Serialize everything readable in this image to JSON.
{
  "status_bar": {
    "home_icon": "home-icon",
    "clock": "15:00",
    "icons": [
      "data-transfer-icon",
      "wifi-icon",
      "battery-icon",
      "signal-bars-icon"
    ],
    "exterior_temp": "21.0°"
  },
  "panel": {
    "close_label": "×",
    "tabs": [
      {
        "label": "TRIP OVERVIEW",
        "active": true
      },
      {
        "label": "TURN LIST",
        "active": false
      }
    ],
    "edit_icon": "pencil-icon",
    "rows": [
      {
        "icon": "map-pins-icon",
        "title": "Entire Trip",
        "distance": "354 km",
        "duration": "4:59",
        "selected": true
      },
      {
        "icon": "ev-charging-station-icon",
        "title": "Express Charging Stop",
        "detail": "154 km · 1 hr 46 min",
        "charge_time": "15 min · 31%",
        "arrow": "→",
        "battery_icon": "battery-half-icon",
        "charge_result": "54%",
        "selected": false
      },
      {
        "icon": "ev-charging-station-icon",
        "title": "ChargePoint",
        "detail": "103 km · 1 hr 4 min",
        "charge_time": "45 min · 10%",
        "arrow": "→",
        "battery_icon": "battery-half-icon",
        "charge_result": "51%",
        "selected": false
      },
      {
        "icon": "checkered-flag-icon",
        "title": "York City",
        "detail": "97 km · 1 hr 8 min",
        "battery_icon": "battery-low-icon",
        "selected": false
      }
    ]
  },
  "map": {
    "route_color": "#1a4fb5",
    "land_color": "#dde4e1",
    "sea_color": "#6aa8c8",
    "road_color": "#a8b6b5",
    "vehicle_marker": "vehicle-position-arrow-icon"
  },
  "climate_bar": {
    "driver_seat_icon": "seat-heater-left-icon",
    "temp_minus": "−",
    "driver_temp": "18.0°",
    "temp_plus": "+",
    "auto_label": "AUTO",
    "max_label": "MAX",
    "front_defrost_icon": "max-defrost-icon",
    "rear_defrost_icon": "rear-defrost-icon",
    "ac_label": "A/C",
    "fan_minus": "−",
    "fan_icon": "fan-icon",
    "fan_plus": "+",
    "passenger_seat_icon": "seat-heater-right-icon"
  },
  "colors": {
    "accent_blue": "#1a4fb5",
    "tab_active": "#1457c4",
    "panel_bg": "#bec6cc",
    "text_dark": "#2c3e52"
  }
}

◆ Written instruction
Above are some records; extract every one of them exactly.

◆ The completed task
Serialize everything readable in this image to JSON.
{
  "status_bar": {
    "home_icon": "home-icon",
    "clock": "15:00",
    "icons": [
      "data-transfer-icon",
      "wifi-icon",
      "battery-icon",
      "signal-bars-icon"
    ],
    "exterior_temp": "21.0°"
  },
  "panel": {
    "close_label": "×",
    "tabs": [
      {
        "label": "TRIP OVERVIEW",
        "active": true
      },
      {
        "label": "TURN LIST",
        "active": false
      }
    ],
    "edit_icon": "pencil-icon",
    "rows": [
      {
        "icon": "map-pins-icon",
        "title": "Entire Trip",
        "distance": "354 km",
        "duration": "4:59",
        "selected": true
      },
      {
        "icon": "ev-charging-station-icon",
        "title": "Express Charging Stop",
        "detail": "154 km · 1 hr 46 min",
        "charge_time": "15 min · 31%",
        "arrow": "→",
        "battery_icon": "battery-half-icon",
        "charge_result": "54%",
        "selected": false
      },
      {
        "icon": "ev-charging-station-icon",
        "title": "ChargePoint",
        "detail": "103 km · 1 hr 4 min",
        "charge_time": "45 min · 10%",
        "arrow": "→",
        "battery_icon": "battery-half-icon",
        "charge_result": "51%",
        "selected": false
      },
      {
        "icon": "checkered-flag-icon",
        "title": "York City",
        "detail": "97 km · 1 hr 8 min",
        "battery_icon": "battery-low-icon",
        "selected": false
      }
    ]
  },
  "map": {
    "route_color": "#1a4fb5",
    "land_color": "#dde4e1",
    "sea_color": "#6aa8c8",
    "road_color": "#a8b6b5",
    "vehicle_marker": "vehicle-position-arrow-icon"
  },
  "climate_bar": {
    "driver_seat_icon": "seat-heater-left-icon",
    "temp_minus": "−",
    "driver_temp": "18.0°",
    "temp_plus": "+",
    "auto_label": "AUTO",
    "max_label": "MAX",
    "front_defrost_icon": "max-defrost-icon",
    "rear_defrost_icon": "rear-defrost-icon",
    "ac_label": "A/C",
    "fan_minus": "−",
    "fan_icon": "fan-icon",
    "fan_plus": "+",
    "passenger_seat_icon": "seat-heater-right-icon"
  },
  "colors": {
    "accent_blue": "#1a4fb5",
    "tab_active": "#1457c4",
    "panel_bg": "#bec6cc",
    "text_dark": "#2c3e52"
  }
}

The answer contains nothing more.